Data records:
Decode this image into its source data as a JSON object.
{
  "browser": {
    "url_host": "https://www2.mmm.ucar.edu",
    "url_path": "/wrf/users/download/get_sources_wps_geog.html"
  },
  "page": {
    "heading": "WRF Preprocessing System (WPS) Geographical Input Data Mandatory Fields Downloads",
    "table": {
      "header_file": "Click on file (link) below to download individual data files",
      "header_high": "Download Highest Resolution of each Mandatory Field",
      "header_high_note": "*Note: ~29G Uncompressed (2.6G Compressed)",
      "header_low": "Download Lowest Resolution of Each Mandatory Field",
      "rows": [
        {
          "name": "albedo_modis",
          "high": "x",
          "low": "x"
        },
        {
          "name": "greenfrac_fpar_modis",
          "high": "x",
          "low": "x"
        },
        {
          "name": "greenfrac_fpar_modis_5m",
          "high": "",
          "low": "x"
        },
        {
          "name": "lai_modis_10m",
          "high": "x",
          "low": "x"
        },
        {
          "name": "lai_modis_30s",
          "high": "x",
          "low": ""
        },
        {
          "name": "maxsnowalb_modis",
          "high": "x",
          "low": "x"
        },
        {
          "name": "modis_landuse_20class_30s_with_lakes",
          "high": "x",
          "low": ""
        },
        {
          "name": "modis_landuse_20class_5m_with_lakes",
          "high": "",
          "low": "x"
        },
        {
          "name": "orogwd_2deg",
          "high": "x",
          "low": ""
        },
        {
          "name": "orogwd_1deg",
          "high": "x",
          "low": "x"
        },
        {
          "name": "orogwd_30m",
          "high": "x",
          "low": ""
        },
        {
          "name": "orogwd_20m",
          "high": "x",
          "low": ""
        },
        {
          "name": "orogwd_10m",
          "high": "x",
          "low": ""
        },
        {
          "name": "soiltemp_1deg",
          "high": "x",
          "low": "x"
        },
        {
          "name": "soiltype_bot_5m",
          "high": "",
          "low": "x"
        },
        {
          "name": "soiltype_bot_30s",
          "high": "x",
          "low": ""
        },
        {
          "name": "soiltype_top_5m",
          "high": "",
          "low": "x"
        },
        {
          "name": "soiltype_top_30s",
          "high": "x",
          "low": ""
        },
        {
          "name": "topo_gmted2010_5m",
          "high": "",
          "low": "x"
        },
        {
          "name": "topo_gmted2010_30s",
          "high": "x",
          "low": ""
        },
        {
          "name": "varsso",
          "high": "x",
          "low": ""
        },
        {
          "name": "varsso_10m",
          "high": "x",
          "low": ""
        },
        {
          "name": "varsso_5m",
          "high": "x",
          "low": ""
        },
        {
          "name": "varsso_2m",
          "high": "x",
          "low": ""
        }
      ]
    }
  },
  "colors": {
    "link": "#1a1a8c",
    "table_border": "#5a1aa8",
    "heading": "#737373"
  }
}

YOUR INSTRUCTIONS => Using the listing above, show each line holding the string "link".

RESPONSE TO THIS TASK =>
      "header_file": "Click on file (link) below to download individual data files",
    "link": "#1a1a8c",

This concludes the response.